■ CHALLENGE
Word for word, print each line of the listing below; pictures stay out.

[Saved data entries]
--- --- ---
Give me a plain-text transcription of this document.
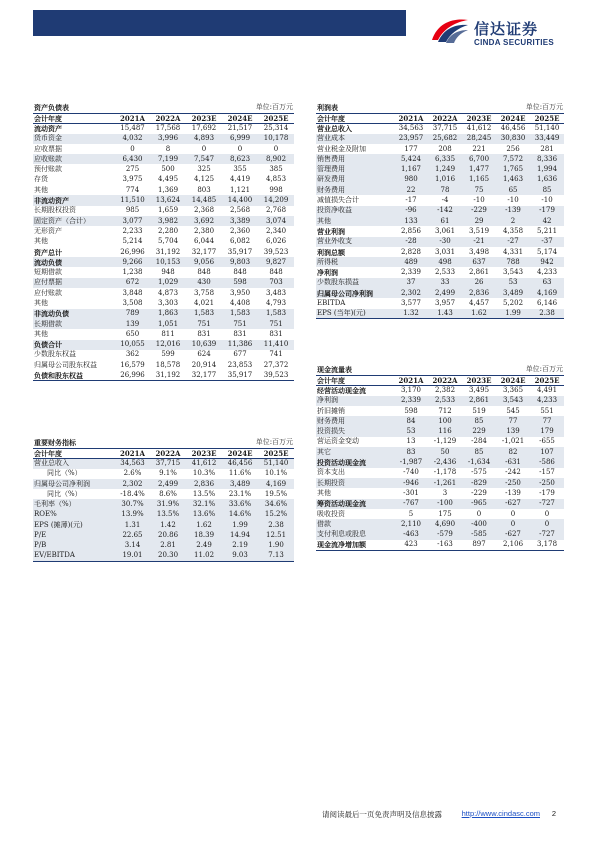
信达证券
CINDA SECURITIES
资产负债表			单位:百万元		
会计年度	2021A	2022A	2023E	2024E	2025E
流动资产	15,487	17,568	17,692	21,517	25,314
货币资金	4,032	3,996	4,893	6,999	10,178
应收票据	0	8	0	0	0
应收账款	6,430	7,199	7,547	8,623	8,902
预付账款	275	500	325	355	385
存货	3,975	4,495	4,125	4,419	4,853
其他	774	1,369	803	1,121	998
非流动资产	11,510	13,624	14,485	14,400	14,209
长期股权投资	985	1,659	2,368	2,568	2,768
固定资产（合计）	3,077	3,982	3,692	3,389	3,074
无形资产	2,233	2,280	2,380	2,360	2,340
其他	5,214	5,704	6,044	6,082	6,026
资产总计	26,996	31,192	32,177	35,917	39,523
流动负债	9,266	10,153	9,056	9,803	9,827
短期借款	1,238	948	848	848	848
应付票据	672	1,029	430	598	703
应付账款	3,848	4,873	3,758	3,950	3,483
其他	3,508	3,303	4,021	4,408	4,793
非流动负债	789	1,863	1,583	1,583	1,583
长期借款	139	1,051	751	751	751
其他	650	811	831	831	831
负债合计	10,055	12,016	10,639	11,386	11,410
少数股东权益	362	599	624	677	741
归属母公司股东权益	16,579	18,578	20,914	23,853	27,372
负债和股东权益	26,996	31,192	32,177	35,917	39,523
利润表			单位:百万元		
会计年度	2021A	2022A	2023E	2024E	2025E
营业总收入	34,563	37,715	41,612	46,456	51,140
营业成本	23,957	25,682	28,245	30,830	33,449
营业税金及附加	177	208	221	256	281
销售费用	5,424	6,335	6,700	7,572	8,336
管理费用	1,167	1,249	1,477	1,765	1,994
研发费用	980	1,016	1,165	1,463	1,636
财务费用	22	78	75	65	85
减值损失合计	-17	-4	-10	-10	-10
投资净收益	-96	-142	-229	-139	-179
其他	133	61	29	2	42
营业利润	2,856	3,061	3,519	4,358	5,211
营业外收支	-28	-30	-21	-27	-37
利润总额	2,828	3,031	3,498	4,331	5,174
所得税	489	498	637	788	942
净利润	2,339	2,533	2,861	3,543	4,233
少数股东损益	37	33	26	53	63
归属母公司净利润	2,302	2,499	2,836	3,489	4,169
EBITDA	3,577	3,957	4,457	5,202	6,146
EPS (当年)(元)	1.32	1.43	1.62	1.99	2.38
现金流量表			单位:百万元		
会计年度	2021A	2022A	2023E	2024E	2025E
经营活动现金流	3,170	2,382	3,495	3,365	4,491
净利润	2,339	2,533	2,861	3,543	4,233
折旧摊销	598	712	519	545	551
财务费用	84	100	85	77	77
投资损失	53	116	229	139	179
营运资金变动	13	-1,129	-284	-1,021	-655
其它	83	50	85	82	107
投资活动现金流	-1,987	-2,436	-1,634	-631	-586
资本支出	-740	-1,178	-575	-242	-157
长期投资	-946	-1,261	-829	-250	-250
其他	-301	3	-229	-139	-179
筹资活动现金流	-767	-100	-965	-627	-727
吸收投资	5	175	0	0	0
借款	2,110	4,690	-400	0	0
支付利息或股息	-463	-579	-585	-627	-727
现金流净增加额	423	-163	897	2,106	3,178
重要财务指标			单位:百万元		
会计年度	2021A	2022A	2023E	2024E	2025E
营业总收入	34,563	37,715	41,612	46,456	51,140
同比（%）	2.6%	9.1%	10.3%	11.6%	10.1%
归属母公司净利润	2,302	2,499	2,836	3,489	4,169
同比（%）	-18.4%	8.6%	13.5%	23.1%	19.5%
毛利率（%）	30.7%	31.9%	32.1%	33.6%	34.6%
ROE%	13.9%	13.5%	13.6%	14.6%	15.2%
EPS (摊薄)(元)	1.31	1.42	1.62	1.99	2.38
P/E	22.65	20.86	18.39	14.94	12.51
P/B	3.14	2.81	2.49	2.19	1.90
EV/EBITDA	19.01	20.30	11.02	9.03	7.13
请阅读最后一页免责声明及信息披露	http://www.cindasc.com 2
--- --- ---
■ FINAL RESULT
Give me a plain-text transcription of this document.
信达证券
CINDA SECURITIES
资产负债表			单位:百万元		
会计年度	2021A	2022A	2023E	2024E	2025E
流动资产	15,487	17,568	17,692	21,517	25,314
货币资金	4,032	3,996	4,893	6,999	10,178
应收票据	0	8	0	0	0
应收账款	6,430	7,199	7,547	8,623	8,902
预付账款	275	500	325	355	385
存货	3,975	4,495	4,125	4,419	4,853
其他	774	1,369	803	1,121	998
非流动资产	11,510	13,624	14,485	14,400	14,209
长期股权投资	985	1,659	2,368	2,568	2,768
固定资产（合计）	3,077	3,982	3,692	3,389	3,074
无形资产	2,233	2,280	2,380	2,360	2,340
其他	5,214	5,704	6,044	6,082	6,026
资产总计	26,996	31,192	32,177	35,917	39,523
流动负债	9,266	10,153	9,056	9,803	9,827
短期借款	1,238	948	848	848	848
应付票据	672	1,029	430	598	703
应付账款	3,848	4,873	3,758	3,950	3,483
其他	3,508	3,303	4,021	4,408	4,793
非流动负债	789	1,863	1,583	1,583	1,583
长期借款	139	1,051	751	751	751
其他	650	811	831	831	831
负债合计	10,055	12,016	10,639	11,386	11,410
少数股东权益	362	599	624	677	741
归属母公司股东权益	16,579	18,578	20,914	23,853	27,372
负债和股东权益	26,996	31,192	32,177	35,917	39,523
利润表			单位:百万元		
会计年度	2021A	2022A	2023E	2024E	2025E
营业总收入	34,563	37,715	41,612	46,456	51,140
营业成本	23,957	25,682	28,245	30,830	33,449
营业税金及附加	177	208	221	256	281
销售费用	5,424	6,335	6,700	7,572	8,336
管理费用	1,167	1,249	1,477	1,765	1,994
研发费用	980	1,016	1,165	1,463	1,636
财务费用	22	78	75	65	85
减值损失合计	-17	-4	-10	-10	-10
投资净收益	-96	-142	-229	-139	-179
其他	133	61	29	2	42
营业利润	2,856	3,061	3,519	4,358	5,211
营业外收支	-28	-30	-21	-27	-37
利润总额	2,828	3,031	3,498	4,331	5,174
所得税	489	498	637	788	942
净利润	2,339	2,533	2,861	3,543	4,233
少数股东损益	37	33	26	53	63
归属母公司净利润	2,302	2,499	2,836	3,489	4,169
EBITDA	3,577	3,957	4,457	5,202	6,146
EPS (当年)(元)	1.32	1.43	1.62	1.99	2.38
现金流量表			单位:百万元		
会计年度	2021A	2022A	2023E	2024E	2025E
经营活动现金流	3,170	2,382	3,495	3,365	4,491
净利润	2,339	2,533	2,861	3,543	4,233
折旧摊销	598	712	519	545	551
财务费用	84	100	85	77	77
投资损失	53	116	229	139	179
营运资金变动	13	-1,129	-284	-1,021	-655
其它	83	50	85	82	107
投资活动现金流	-1,987	-2,436	-1,634	-631	-586
资本支出	-740	-1,178	-575	-242	-157
长期投资	-946	-1,261	-829	-250	-250
其他	-301	3	-229	-139	-179
筹资活动现金流	-767	-100	-965	-627	-727
吸收投资	5	175	0	0	0
借款	2,110	4,690	-400	0	0
支付利息或股息	-463	-579	-585	-627	-727
现金流净增加额	423	-163	897	2,106	3,178
重要财务指标			单位:百万元		
会计年度	2021A	2022A	2023E	2024E	2025E
营业总收入	34,563	37,715	41,612	46,456	51,140
同比（%）	2.6%	9.1%	10.3%	11.6%	10.1%
归属母公司净利润	2,302	2,499	2,836	3,489	4,169
同比（%）	-18.4%	8.6%	13.5%	23.1%	19.5%
毛利率（%）	30.7%	31.9%	32.1%	33.6%	34.6%
ROE%	13.9%	13.5%	13.6%	14.6%	15.2%
EPS (摊薄)(元)	1.31	1.42	1.62	1.99	2.38
P/E	22.65	20.86	18.39	14.94	12.51
P/B	3.14	2.81	2.49	2.19	1.90
EV/EBITDA	19.01	20.30	11.02	9.03	7.13
请阅读最后一页免责声明及信息披露	http://www.cindasc.com 2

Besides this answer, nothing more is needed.